• Set task:
Would you extract the whole listing below and retype it exactly?

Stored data
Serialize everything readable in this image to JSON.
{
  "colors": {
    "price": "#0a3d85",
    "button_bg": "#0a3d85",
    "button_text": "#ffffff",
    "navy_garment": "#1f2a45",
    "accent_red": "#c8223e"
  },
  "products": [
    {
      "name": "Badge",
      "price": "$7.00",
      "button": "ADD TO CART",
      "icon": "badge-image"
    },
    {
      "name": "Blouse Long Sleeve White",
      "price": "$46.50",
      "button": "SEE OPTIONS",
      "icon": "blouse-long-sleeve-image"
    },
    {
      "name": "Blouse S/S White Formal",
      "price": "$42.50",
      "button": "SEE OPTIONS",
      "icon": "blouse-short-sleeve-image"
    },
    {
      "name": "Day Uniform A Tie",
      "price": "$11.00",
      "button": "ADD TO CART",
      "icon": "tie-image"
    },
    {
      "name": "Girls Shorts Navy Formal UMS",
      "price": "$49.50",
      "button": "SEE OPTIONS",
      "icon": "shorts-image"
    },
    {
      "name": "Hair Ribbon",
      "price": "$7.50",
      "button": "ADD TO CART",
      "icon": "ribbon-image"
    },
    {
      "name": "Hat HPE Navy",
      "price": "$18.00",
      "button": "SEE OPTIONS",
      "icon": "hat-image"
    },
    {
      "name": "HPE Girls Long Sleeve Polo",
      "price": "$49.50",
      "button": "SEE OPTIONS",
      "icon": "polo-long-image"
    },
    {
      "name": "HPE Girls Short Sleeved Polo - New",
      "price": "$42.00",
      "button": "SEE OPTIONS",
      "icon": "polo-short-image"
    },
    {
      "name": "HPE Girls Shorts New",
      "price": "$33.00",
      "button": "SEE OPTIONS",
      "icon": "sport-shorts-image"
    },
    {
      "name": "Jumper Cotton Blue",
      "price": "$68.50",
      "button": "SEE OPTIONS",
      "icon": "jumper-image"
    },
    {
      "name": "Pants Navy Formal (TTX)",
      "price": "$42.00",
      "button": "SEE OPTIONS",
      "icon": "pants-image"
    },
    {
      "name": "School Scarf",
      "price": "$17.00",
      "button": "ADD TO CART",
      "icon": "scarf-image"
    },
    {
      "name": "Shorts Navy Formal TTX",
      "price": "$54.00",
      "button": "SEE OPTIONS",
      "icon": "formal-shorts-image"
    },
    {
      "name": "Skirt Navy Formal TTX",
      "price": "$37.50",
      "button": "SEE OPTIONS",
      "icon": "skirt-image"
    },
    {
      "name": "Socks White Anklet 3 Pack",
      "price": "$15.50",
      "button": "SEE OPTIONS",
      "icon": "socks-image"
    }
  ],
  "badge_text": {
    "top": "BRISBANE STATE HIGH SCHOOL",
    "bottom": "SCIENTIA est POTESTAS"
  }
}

• Result of the task:
Serialize everything readable in this image to JSON.
{
  "colors": {
    "price": "#0a3d85",
    "button_bg": "#0a3d85",
    "button_text": "#ffffff",
    "navy_garment": "#1f2a45",
    "accent_red": "#c8223e"
  },
  "products": [
    {
      "name": "Badge",
      "price": "$7.00",
      "button": "ADD TO CART",
      "icon": "badge-image"
    },
    {
      "name": "Blouse Long Sleeve White",
      "price": "$46.50",
      "button": "SEE OPTIONS",
      "icon": "blouse-long-sleeve-image"
    },
    {
      "name": "Blouse S/S White Formal",
      "price": "$42.50",
      "button": "SEE OPTIONS",
      "icon": "blouse-short-sleeve-image"
    },
    {
      "name": "Day Uniform A Tie",
      "price": "$11.00",
      "button": "ADD TO CART",
      "icon": "tie-image"
    },
    {
      "name": "Girls Shorts Navy Formal UMS",
      "price": "$49.50",
      "button": "SEE OPTIONS",
      "icon": "shorts-image"
    },
    {
      "name": "Hair Ribbon",
      "price": "$7.50",
      "button": "ADD TO CART",
      "icon": "ribbon-image"
    },
    {
      "name": "Hat HPE Navy",
      "price": "$18.00",
      "button": "SEE OPTIONS",
      "icon": "hat-image"
    },
    {
      "name": "HPE Girls Long Sleeve Polo",
      "price": "$49.50",
      "button": "SEE OPTIONS",
      "icon": "polo-long-image"
    },
    {
      "name": "HPE Girls Short Sleeved Polo - New",
      "price": "$42.00",
      "button": "SEE OPTIONS",
      "icon": "polo-short-image"
    },
    {
      "name": "HPE Girls Shorts New",
      "price": "$33.00",
      "button": "SEE OPTIONS",
      "icon": "sport-shorts-image"
    },
    {
      "name": "Jumper Cotton Blue",
      "price": "$68.50",
      "button": "SEE OPTIONS",
      "icon": "jumper-image"
    },
    {
      "name": "Pants Navy Formal (TTX)",
      "price": "$42.00",
      "button": "SEE OPTIONS",
      "icon": "pants-image"
    },
    {
      "name": "School Scarf",
      "price": "$17.00",
      "button": "ADD TO CART",
      "icon": "scarf-image"
    },
    {
      "name": "Shorts Navy Formal TTX",
      "price": "$54.00",
      "button": "SEE OPTIONS",
      "icon": "formal-shorts-image"
    },
    {
      "name": "Skirt Navy Formal TTX",
      "price": "$37.50",
      "button": "SEE OPTIONS",
      "icon": "skirt-image"
    },
    {
      "name": "Socks White Anklet 3 Pack",
      "price": "$15.50",
      "button": "SEE OPTIONS",
      "icon": "socks-image"
    }
  ],
  "badge_text": {
    "top": "BRISBANE STATE HIGH SCHOOL",
    "bottom": "SCIENTIA est POTESTAS"
  }
}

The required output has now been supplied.